## PROBLEM TO WORK ON
Every line below is to be quoted exactly, with nothing added or dropped.

(Lines of data)
§
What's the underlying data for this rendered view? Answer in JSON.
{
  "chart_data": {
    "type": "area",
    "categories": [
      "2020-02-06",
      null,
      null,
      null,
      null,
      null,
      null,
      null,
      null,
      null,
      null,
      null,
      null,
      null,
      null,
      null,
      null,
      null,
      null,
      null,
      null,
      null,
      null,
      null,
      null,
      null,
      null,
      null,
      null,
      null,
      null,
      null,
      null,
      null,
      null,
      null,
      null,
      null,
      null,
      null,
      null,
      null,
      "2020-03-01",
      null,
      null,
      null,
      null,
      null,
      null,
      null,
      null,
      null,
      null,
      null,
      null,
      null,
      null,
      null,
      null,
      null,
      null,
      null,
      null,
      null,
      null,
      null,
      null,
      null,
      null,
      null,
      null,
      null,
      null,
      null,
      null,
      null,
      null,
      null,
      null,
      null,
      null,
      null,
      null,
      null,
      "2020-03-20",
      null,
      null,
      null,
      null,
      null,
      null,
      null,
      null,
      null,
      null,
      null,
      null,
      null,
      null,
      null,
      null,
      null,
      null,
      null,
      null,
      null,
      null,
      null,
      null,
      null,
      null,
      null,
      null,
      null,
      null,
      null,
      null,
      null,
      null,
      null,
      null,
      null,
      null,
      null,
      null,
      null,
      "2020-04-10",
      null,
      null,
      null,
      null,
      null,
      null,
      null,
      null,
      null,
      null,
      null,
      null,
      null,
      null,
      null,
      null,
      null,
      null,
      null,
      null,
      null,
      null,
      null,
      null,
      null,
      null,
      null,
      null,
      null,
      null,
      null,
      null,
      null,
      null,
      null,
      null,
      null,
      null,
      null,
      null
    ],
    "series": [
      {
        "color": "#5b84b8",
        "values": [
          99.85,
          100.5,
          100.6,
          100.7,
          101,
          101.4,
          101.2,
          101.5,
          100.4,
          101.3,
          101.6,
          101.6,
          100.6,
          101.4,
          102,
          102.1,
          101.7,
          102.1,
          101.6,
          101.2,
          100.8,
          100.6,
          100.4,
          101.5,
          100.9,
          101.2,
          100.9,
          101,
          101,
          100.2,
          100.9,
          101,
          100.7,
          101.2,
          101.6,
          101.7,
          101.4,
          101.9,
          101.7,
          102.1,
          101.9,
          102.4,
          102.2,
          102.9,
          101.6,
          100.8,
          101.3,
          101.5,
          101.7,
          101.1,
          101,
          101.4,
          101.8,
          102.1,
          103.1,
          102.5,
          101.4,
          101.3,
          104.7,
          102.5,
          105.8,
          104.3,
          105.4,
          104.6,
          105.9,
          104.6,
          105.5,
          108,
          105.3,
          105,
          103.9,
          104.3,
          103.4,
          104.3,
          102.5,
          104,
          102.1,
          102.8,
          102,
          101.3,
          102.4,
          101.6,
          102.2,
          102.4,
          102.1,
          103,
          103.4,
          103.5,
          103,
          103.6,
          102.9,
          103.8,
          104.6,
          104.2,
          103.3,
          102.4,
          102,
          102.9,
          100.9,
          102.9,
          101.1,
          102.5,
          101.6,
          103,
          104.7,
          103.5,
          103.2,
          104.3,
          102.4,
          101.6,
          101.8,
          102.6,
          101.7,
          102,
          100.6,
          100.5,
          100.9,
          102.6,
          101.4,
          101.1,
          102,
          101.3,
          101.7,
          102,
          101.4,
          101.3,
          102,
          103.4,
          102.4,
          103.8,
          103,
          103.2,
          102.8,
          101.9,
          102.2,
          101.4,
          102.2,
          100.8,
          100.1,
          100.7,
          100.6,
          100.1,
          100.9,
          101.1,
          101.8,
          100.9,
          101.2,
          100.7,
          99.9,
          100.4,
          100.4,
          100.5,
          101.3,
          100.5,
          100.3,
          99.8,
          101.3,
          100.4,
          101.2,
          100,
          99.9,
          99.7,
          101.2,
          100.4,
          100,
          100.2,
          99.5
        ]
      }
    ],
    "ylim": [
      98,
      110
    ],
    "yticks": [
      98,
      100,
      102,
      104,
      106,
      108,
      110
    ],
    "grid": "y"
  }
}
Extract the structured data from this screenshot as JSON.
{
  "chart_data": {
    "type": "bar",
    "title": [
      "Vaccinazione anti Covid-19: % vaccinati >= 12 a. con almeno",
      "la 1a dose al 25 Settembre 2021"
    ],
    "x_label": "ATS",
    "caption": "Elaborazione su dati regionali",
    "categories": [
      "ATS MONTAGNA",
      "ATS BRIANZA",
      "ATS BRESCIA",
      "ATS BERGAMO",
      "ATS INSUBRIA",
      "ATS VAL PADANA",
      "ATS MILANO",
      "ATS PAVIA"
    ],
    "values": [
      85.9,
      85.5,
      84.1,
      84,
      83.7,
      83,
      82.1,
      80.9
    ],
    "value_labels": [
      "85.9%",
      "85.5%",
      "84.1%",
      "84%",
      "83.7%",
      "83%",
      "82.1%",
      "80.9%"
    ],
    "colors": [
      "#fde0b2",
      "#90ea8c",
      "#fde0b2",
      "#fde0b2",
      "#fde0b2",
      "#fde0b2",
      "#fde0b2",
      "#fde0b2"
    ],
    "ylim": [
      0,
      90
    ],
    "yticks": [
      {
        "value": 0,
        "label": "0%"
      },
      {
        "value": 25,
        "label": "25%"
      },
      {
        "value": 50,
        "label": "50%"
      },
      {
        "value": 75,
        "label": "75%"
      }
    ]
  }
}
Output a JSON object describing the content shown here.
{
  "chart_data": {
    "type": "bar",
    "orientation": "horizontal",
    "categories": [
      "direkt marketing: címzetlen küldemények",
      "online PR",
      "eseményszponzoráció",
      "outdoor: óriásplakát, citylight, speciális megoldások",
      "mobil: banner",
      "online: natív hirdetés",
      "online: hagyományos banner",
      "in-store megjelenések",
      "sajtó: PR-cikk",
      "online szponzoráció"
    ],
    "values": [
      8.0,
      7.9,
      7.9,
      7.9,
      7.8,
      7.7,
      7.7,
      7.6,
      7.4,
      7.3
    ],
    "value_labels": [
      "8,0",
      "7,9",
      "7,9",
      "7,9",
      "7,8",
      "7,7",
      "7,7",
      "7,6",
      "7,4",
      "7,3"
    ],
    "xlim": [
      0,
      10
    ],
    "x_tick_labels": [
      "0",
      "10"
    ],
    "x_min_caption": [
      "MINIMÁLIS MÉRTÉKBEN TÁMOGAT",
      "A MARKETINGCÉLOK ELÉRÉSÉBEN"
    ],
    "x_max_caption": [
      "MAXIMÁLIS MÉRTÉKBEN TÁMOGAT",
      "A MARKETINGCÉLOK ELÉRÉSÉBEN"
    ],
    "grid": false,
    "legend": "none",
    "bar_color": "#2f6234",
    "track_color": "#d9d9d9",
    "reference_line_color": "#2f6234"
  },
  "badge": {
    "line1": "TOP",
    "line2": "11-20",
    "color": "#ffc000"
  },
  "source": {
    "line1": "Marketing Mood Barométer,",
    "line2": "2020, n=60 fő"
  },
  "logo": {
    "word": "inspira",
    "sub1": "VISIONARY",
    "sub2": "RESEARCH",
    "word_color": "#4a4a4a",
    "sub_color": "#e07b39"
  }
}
§
## OUTPUT
What's the underlying data for this rendered view? Answer in JSON.
{
  "chart_data": {
    "type": "area",
    "categories": [
      "2020-02-06",
      null,
      null,
      null,
      null,
      null,
      null,
      null,
      null,
      null,
      null,
      null,
      null,
      null,
      null,
      null,
      null,
      null,
      null,
      null,
      null,
      null,
      null,
      null,
      null,
      null,
      null,
      null,
      null,
      null,
      null,
      null,
      null,
      null,
      null,
      null,
      null,
      null,
      null,
      null,
      null,
      null,
      "2020-03-01",
      null,
      null,
      null,
      null,
      null,
      null,
      null,
      null,
      null,
      null,
      null,
      null,
      null,
      null,
      null,
      null,
      null,
      null,
      null,
      null,
      null,
      null,
      null,
      null,
      null,
      null,
      null,
      null,
      null,
      null,
      null,
      null,
      null,
      null,
      null,
      null,
      null,
      null,
      null,
      null,
      null,
      "2020-03-20",
      null,
      null,
      null,
      null,
      null,
      null,
      null,
      null,
      null,
      null,
      null,
      null,
      null,
      null,
      null,
      null,
      null,
      null,
      null,
      null,
      null,
      null,
      null,
      null,
      null,
      null,
      null,
      null,
      null,
      null,
      null,
      null,
      null,
      null,
      null,
      null,
      null,
      null,
      null,
      null,
      null,
      "2020-04-10",
      null,
      null,
      null,
      null,
      null,
      null,
      null,
      null,
      null,
      null,
      null,
      null,
      null,
      null,
      null,
      null,
      null,
      null,
      null,
      null,
      null,
      null,
      null,
      null,
      null,
      null,
      null,
      null,
      null,
      null,
      null,
      null,
      null,
      null,
      null,
      null,
      null,
      null,
      null,
      null
    ],
    "series": [
      {
        "color": "#5b84b8",
        "values": [
          99.85,
          100.5,
          100.6,
          100.7,
          101,
          101.4,
          101.2,
          101.5,
          100.4,
          101.3,
          101.6,
          101.6,
          100.6,
          101.4,
          102,
          102.1,
          101.7,
          102.1,
          101.6,
          101.2,
          100.8,
          100.6,
          100.4,
          101.5,
          100.9,
          101.2,
          100.9,
          101,
          101,
          100.2,
          100.9,
          101,
          100.7,
          101.2,
          101.6,
          101.7,
          101.4,
          101.9,
          101.7,
          102.1,
          101.9,
          102.4,
          102.2,
          102.9,
          101.6,
          100.8,
          101.3,
          101.5,
          101.7,
          101.1,
          101,
          101.4,
          101.8,
          102.1,
          103.1,
          102.5,
          101.4,
          101.3,
          104.7,
          102.5,
          105.8,
          104.3,
          105.4,
          104.6,
          105.9,
          104.6,
          105.5,
          108,
          105.3,
          105,
          103.9,
          104.3,
          103.4,
          104.3,
          102.5,
          104,
          102.1,
          102.8,
          102,
          101.3,
          102.4,
          101.6,
          102.2,
          102.4,
          102.1,
          103,
          103.4,
          103.5,
          103,
          103.6,
          102.9,
          103.8,
          104.6,
          104.2,
          103.3,
          102.4,
          102,
          102.9,
          100.9,
          102.9,
          101.1,
          102.5,
          101.6,
          103,
          104.7,
          103.5,
          103.2,
          104.3,
          102.4,
          101.6,
          101.8,
          102.6,
          101.7,
          102,
          100.6,
          100.5,
          100.9,
          102.6,
          101.4,
          101.1,
          102,
          101.3,
          101.7,
          102,
          101.4,
          101.3,
          102,
          103.4,
          102.4,
          103.8,
          103,
          103.2,
          102.8,
          101.9,
          102.2,
          101.4,
          102.2,
          100.8,
          100.1,
          100.7,
          100.6,
          100.1,
          100.9,
          101.1,
          101.8,
          100.9,
          101.2,
          100.7,
          99.9,
          100.4,
          100.4,
          100.5,
          101.3,
          100.5,
          100.3,
          99.8,
          101.3,
          100.4,
          101.2,
          100,
          99.9,
          99.7,
          101.2,
          100.4,
          100,
          100.2,
          99.5
        ]
      }
    ],
    "ylim": [
      98,
      110
    ],
    "yticks": [
      98,
      100,
      102,
      104,
      106,
      108,
      110
    ],
    "grid": "y"
  }
}
Extract the structured data from this screenshot as JSON.
{
  "chart_data": {
    "type": "bar",
    "title": [
      "Vaccinazione anti Covid-19: % vaccinati >= 12 a. con almeno",
      "la 1a dose al 25 Settembre 2021"
    ],
    "x_label": "ATS",
    "caption": "Elaborazione su dati regionali",
    "categories": [
      "ATS MONTAGNA",
      "ATS BRIANZA",
      "ATS BRESCIA",
      "ATS BERGAMO",
      "ATS INSUBRIA",
      "ATS VAL PADANA",
      "ATS MILANO",
      "ATS PAVIA"
    ],
    "values": [
      85.9,
      85.5,
      84.1,
      84,
      83.7,
      83,
      82.1,
      80.9
    ],
    "value_labels": [
      "85.9%",
      "85.5%",
      "84.1%",
      "84%",
      "83.7%",
      "83%",
      "82.1%",
      "80.9%"
    ],
    "colors": [
      "#fde0b2",
      "#90ea8c",
      "#fde0b2",
      "#fde0b2",
      "#fde0b2",
      "#fde0b2",
      "#fde0b2",
      "#fde0b2"
    ],
    "ylim": [
      0,
      90
    ],
    "yticks": [
      {
        "value": 0,
        "label": "0%"
      },
      {
        "value": 25,
        "label": "25%"
      },
      {
        "value": 50,
        "label": "50%"
      },
      {
        "value": 75,
        "label": "75%"
      }
    ]
  }
}
Output a JSON object describing the content shown here.
{
  "chart_data": {
    "type": "bar",
    "orientation": "horizontal",
    "categories": [
      "direkt marketing: címzetlen küldemények",
      "online PR",
      "eseményszponzoráció",
      "outdoor: óriásplakát, citylight, speciális megoldások",
      "mobil: banner",
      "online: natív hirdetés",
      "online: hagyományos banner",
      "in-store megjelenések",
      "sajtó: PR-cikk",
      "online szponzoráció"
    ],
    "values": [
      8.0,
      7.9,
      7.9,
      7.9,
      7.8,
      7.7,
      7.7,
      7.6,
      7.4,
      7.3
    ],
    "value_labels": [
      "8,0",
      "7,9",
      "7,9",
      "7,9",
      "7,8",
      "7,7",
      "7,7",
      "7,6",
      "7,4",
      "7,3"
    ],
    "xlim": [
      0,
      10
    ],
    "x_tick_labels": [
      "0",
      "10"
    ],
    "x_min_caption": [
      "MINIMÁLIS MÉRTÉKBEN TÁMOGAT",
      "A MARKETINGCÉLOK ELÉRÉSÉBEN"
    ],
    "x_max_caption": [
      "MAXIMÁLIS MÉRTÉKBEN TÁMOGAT",
      "A MARKETINGCÉLOK ELÉRÉSÉBEN"
    ],
    "grid": false,
    "legend": "none",
    "bar_color": "#2f6234",
    "track_color": "#d9d9d9",
    "reference_line_color": "#2f6234"
  },
  "badge": {
    "line1": "TOP",
    "line2": "11-20",
    "color": "#ffc000"
  },
  "source": {
    "line1": "Marketing Mood Barométer,",
    "line2": "2020, n=60 fő"
  },
  "logo": {
    "word": "inspira",
    "sub1": "VISIONARY",
    "sub2": "RESEARCH",
    "word_color": "#4a4a4a",
    "sub_color": "#e07b39"
  }
}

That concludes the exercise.